What is required:
Pull out each line of the records holding the string "lishi".

Given information:
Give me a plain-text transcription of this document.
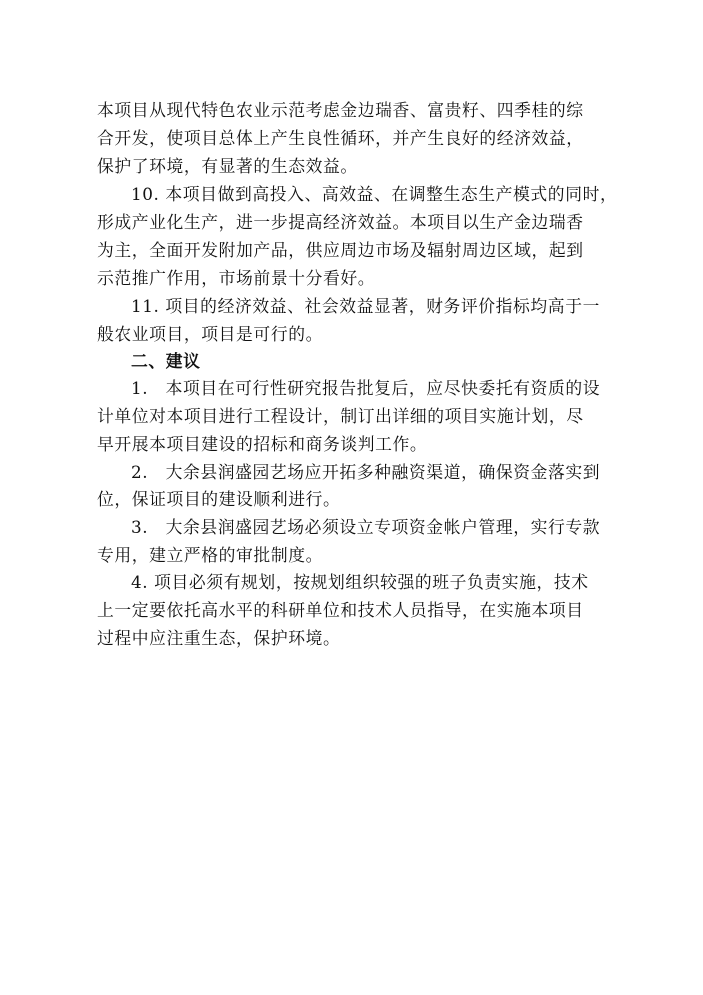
本项目从现代特色农业示范考虑金边瑞香、富贵籽、四季桂的综
合开发，使项目总体上产生良性循环，并产生良好的经济效益，
保护了环境，有显著的生态效益。
10. 本项目做到高投入、高效益、在调整生态生产模式的同时，
形成产业化生产，进一步提高经济效益。本项目以生产金边瑞香
为主，全面开发附加产品，供应周边市场及辐射周边区域，起到
示范推广作用，市场前景十分看好。
11. 项目的经济效益、社会效益显著，财务评价指标均高于一
般农业项目，项目是可行的。
二、建议
1.　本项目在可行性研究报告批复后，应尽快委托有资质的设
计单位对本项目进行工程设计，制订出详细的项目实施计划，尽
早开展本项目建设的招标和商务谈判工作。
2.　大余县润盛园艺场应开拓多种融资渠道，确保资金落实到
位，保证项目的建设顺利进行。
3.　大余县润盛园艺场必须设立专项资金帐户管理，实行专款
专用，建立严格的审批制度。
4. 项目必须有规划，按规划组织较强的班子负责实施，技术
上一定要依托高水平的科研单位和技术人员指导，在实施本项目
过程中应注重生态，保护环境。
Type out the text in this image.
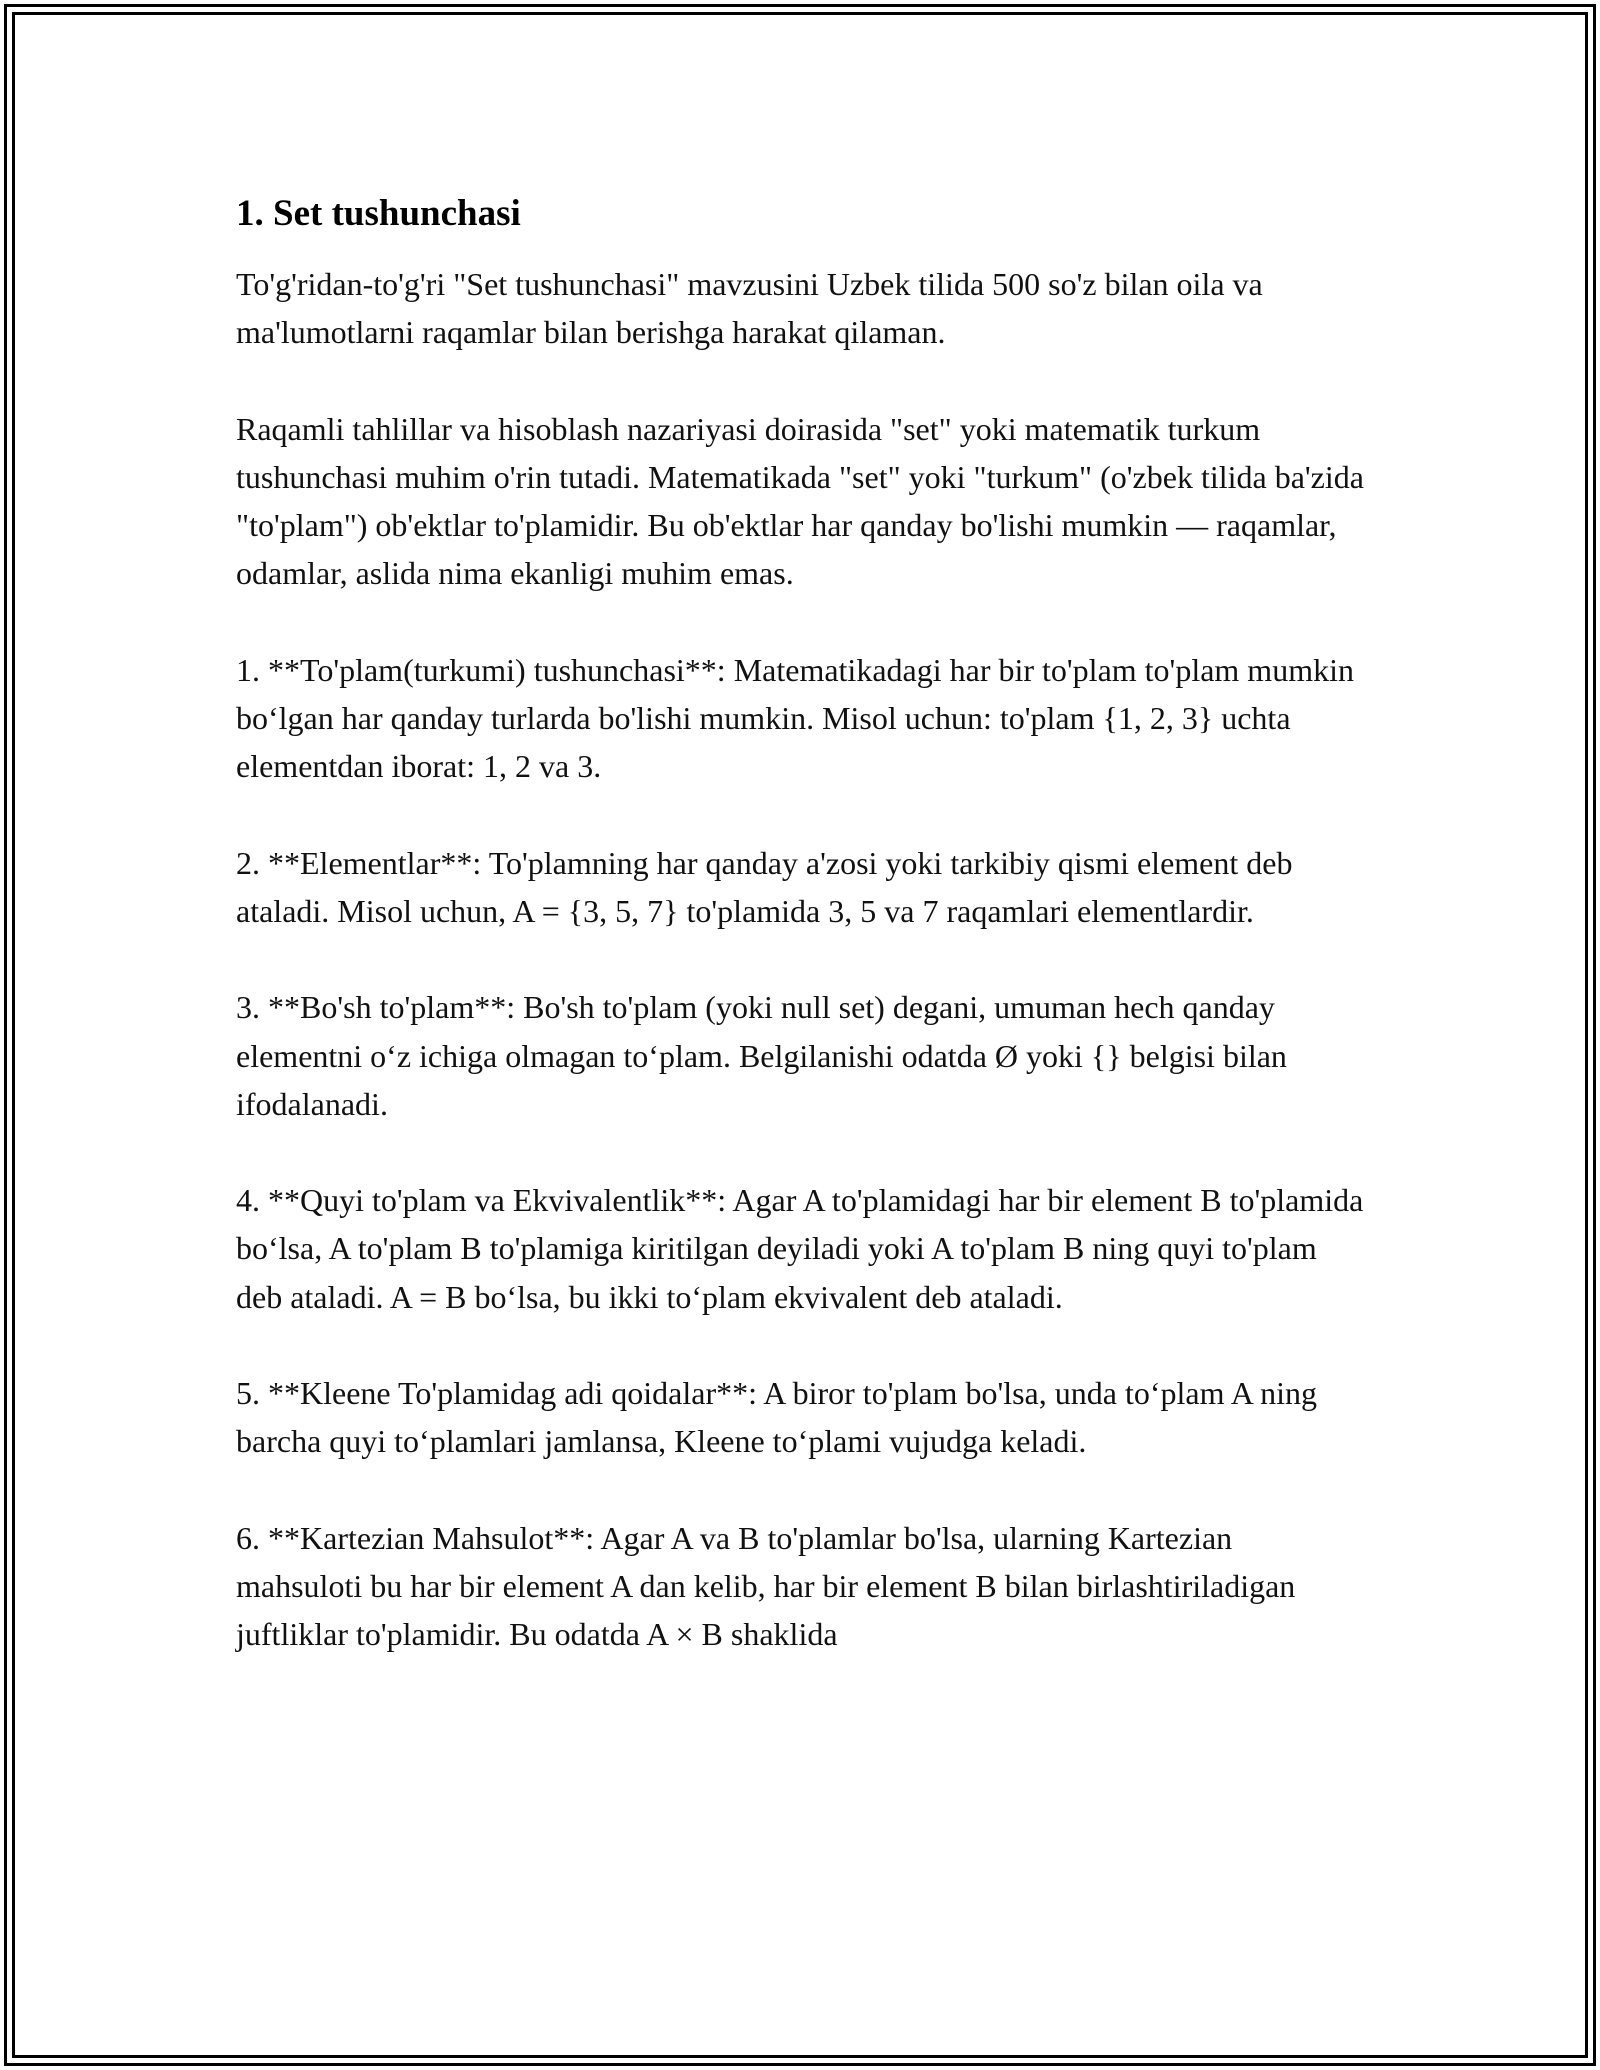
1. Set tushunchasi

To'g'ridan-to'g'ri "Set tushunchasi" mavzusini Uzbek tilida 500 so'z bilan oila va ma'lumotlarni raqamlar bilan berishga harakat qilaman.

Raqamli tahlillar va hisoblash nazariyasi doirasida "set" yoki matematik turkum tushunchasi muhim o'rin tutadi. Matematikada "set" yoki "turkum" (o'zbek tilida ba'zida "to'plam") ob'ektlar to'plamidir. Bu ob'ektlar har qanday bo'lishi mumkin — raqamlar, odamlar, aslida nima ekanligi muhim emas.

1. **To'plam(turkumi) tushunchasi**: Matematikadagi har bir to'plam to'plam mumkin bo‘lgan har qanday turlarda bo'lishi mumkin. Misol uchun: to'plam {1, 2, 3} uchta elementdan iborat: 1, 2 va 3.

2. **Elementlar**: To'plamning har qanday a'zosi yoki tarkibiy qismi element deb ataladi. Misol uchun, A = {3, 5, 7} to'plamida 3, 5 va 7 raqamlari elementlardir.

3. **Bo'sh to'plam**: Bo'sh to'plam (yoki null set) degani, umuman hech qanday elementni o‘z ichiga olmagan to‘plam. Belgilanishi odatda Ø yoki {} belgisi bilan ifodalanadi.

4. **Quyi to'plam va Ekvivalentlik**: Agar A to'plamidagi har bir element B to'plamida bo‘lsa, A to'plam B to'plamiga kiritilgan deyiladi yoki A to'plam B ning quyi to'plam deb ataladi. A = B bo‘lsa, bu ikki to‘plam ekvivalent deb ataladi.

5. **Kleene To'plamidag adi qoidalar**: A biror to'plam bo'lsa, unda to‘plam A ning barcha quyi to‘plamlari jamlansa, Kleene to‘plami vujudga keladi.

6. **Kartezian Mahsulot**: Agar A va B to'plamlar bo'lsa, ularning Kartezian mahsuloti bu har bir element A dan kelib, har bir element B bilan birlashtiriladigan juftliklar to'plamidir. Bu odatda A × B shaklida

Exercise response:
Raqamli tahlillar va hisoblash nazariyasi doirasida "set" yoki matematik turkum tushunchasi muhim o'rin tutadi. Matematikada "set" yoki "turkum" (o'zbek tilida ba'zida "to'plam") ob'ektlar to'plamidir. Bu ob'ektlar har qanday bo'lishi mumkin — raqamlar, odamlar, aslida nima ekanligi muhim emas.
1. **To'plam(turkumi) tushunchasi**: Matematikadagi har bir to'plam to'plam mumkin bo‘lgan har qanday turlarda bo'lishi mumkin. Misol uchun: to'plam {1, 2, 3} uchta elementdan iborat: 1, 2 va 3.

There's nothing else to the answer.